What you have to do - Without the pictures, can you quote each line below exactly?

Record list -
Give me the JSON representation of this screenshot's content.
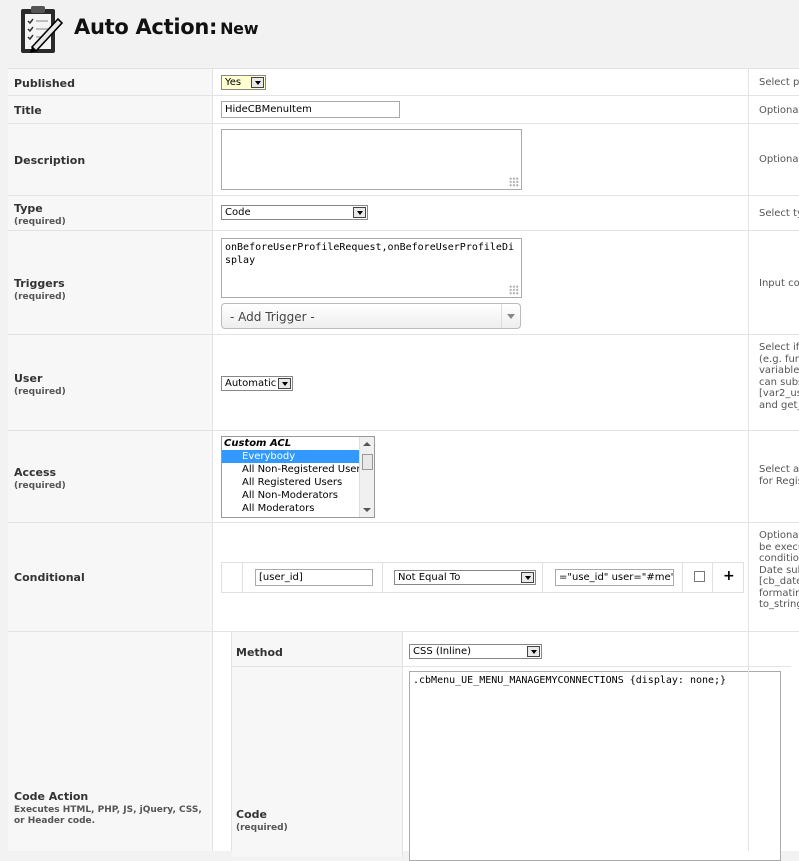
{
  "header": {
    "title": "Auto Action:",
    "subtitle": "New",
    "icon": "clipboard-pencil-icon"
  },
  "fields": {
    "published": {
      "label": "Published",
      "value": "Yes",
      "desc": "Select pu"
    },
    "title": {
      "label": "Title",
      "value": "HideCBMenuItem",
      "desc": "Optionall"
    },
    "description": {
      "label": "Description",
      "value": "",
      "desc": "Optionall"
    },
    "type": {
      "label": "Type",
      "required": "(required)",
      "value": "Code",
      "desc": "Select ty"
    },
    "triggers": {
      "label": "Triggers",
      "required": "(required)",
      "value": "onBeforeUserProfileRequest,onBeforeUserProfileDisplay",
      "add_placeholder": "- Add Trigger -",
      "desc": "Input con"
    },
    "user": {
      "label": "User",
      "required": "(required)",
      "value": "Automatic",
      "desc_lines": [
        "Select if",
        "(e.g. fun",
        "variable",
        "can subs",
        "[var2_us",
        "and get_"
      ]
    },
    "access": {
      "label": "Access",
      "required": "(required)",
      "group": "Custom ACL",
      "options": [
        "Everybody",
        "All Non-Registered Users",
        "All Registered Users",
        "All Non-Moderators",
        "All Moderators"
      ],
      "selected": "Everybody",
      "desc_lines": [
        "Select ac",
        "for Regis"
      ]
    },
    "conditional": {
      "label": "Conditional",
      "field": "[user_id]",
      "operator": "Not Equal To",
      "value": "=\"use_id\" user=\"#me\" /]",
      "desc_lines": [
        "Optionall",
        "be execu",
        "conditio",
        "Date sub",
        "[cb_date",
        "formatin",
        "to_string"
      ]
    },
    "code_action": {
      "label": "Code Action",
      "note": "Executes HTML, PHP, JS, jQuery, CSS, or Header code.",
      "method_label": "Method",
      "method_value": "CSS (Inline)",
      "code_label": "Code",
      "code_required": "(required)",
      "code_value": ".cbMenu_UE_MENU_MANAGEMYCONNECTIONS {display: none;}"
    }
  }
}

Worked answer -
Give me the JSON representation of this screenshot's content.
{
  "header": {
    "title": "Auto Action:",
    "subtitle": "New",
    "icon": "clipboard-pencil-icon"
  },
  "fields": {
    "published": {
      "label": "Published",
      "value": "Yes",
      "desc": "Select pu"
    },
    "title": {
      "label": "Title",
      "value": "HideCBMenuItem",
      "desc": "Optionall"
    },
    "description": {
      "label": "Description",
      "value": "",
      "desc": "Optionall"
    },
    "type": {
      "label": "Type",
      "required": "(required)",
      "value": "Code",
      "desc": "Select ty"
    },
    "triggers": {
      "label": "Triggers",
      "required": "(required)",
      "value": "onBeforeUserProfileRequest,onBeforeUserProfileDisplay",
      "add_placeholder": "- Add Trigger -",
      "desc": "Input con"
    },
    "user": {
      "label": "User",
      "required": "(required)",
      "value": "Automatic",
      "desc_lines": [
        "Select if",
        "(e.g. fun",
        "variable",
        "can subs",
        "[var2_us",
        "and get_"
      ]
    },
    "access": {
      "label": "Access",
      "required": "(required)",
      "group": "Custom ACL",
      "options": [
        "Everybody",
        "All Non-Registered Users",
        "All Registered Users",
        "All Non-Moderators",
        "All Moderators"
      ],
      "selected": "Everybody",
      "desc_lines": [
        "Select ac",
        "for Regis"
      ]
    },
    "conditional": {
      "label": "Conditional",
      "field": "[user_id]",
      "operator": "Not Equal To",
      "value": "=\"use_id\" user=\"#me\" /]",
      "desc_lines": [
        "Optionall",
        "be execu",
        "conditio",
        "Date sub",
        "[cb_date",
        "formatin",
        "to_string"
      ]
    },
    "code_action": {
      "label": "Code Action",
      "note": "Executes HTML, PHP, JS, jQuery, CSS, or Header code.",
      "method_label": "Method",
      "method_value": "CSS (Inline)",
      "code_label": "Code",
      "code_required": "(required)",
      "code_value": ".cbMenu_UE_MENU_MANAGEMYCONNECTIONS {display: none;}"
    }
  }
}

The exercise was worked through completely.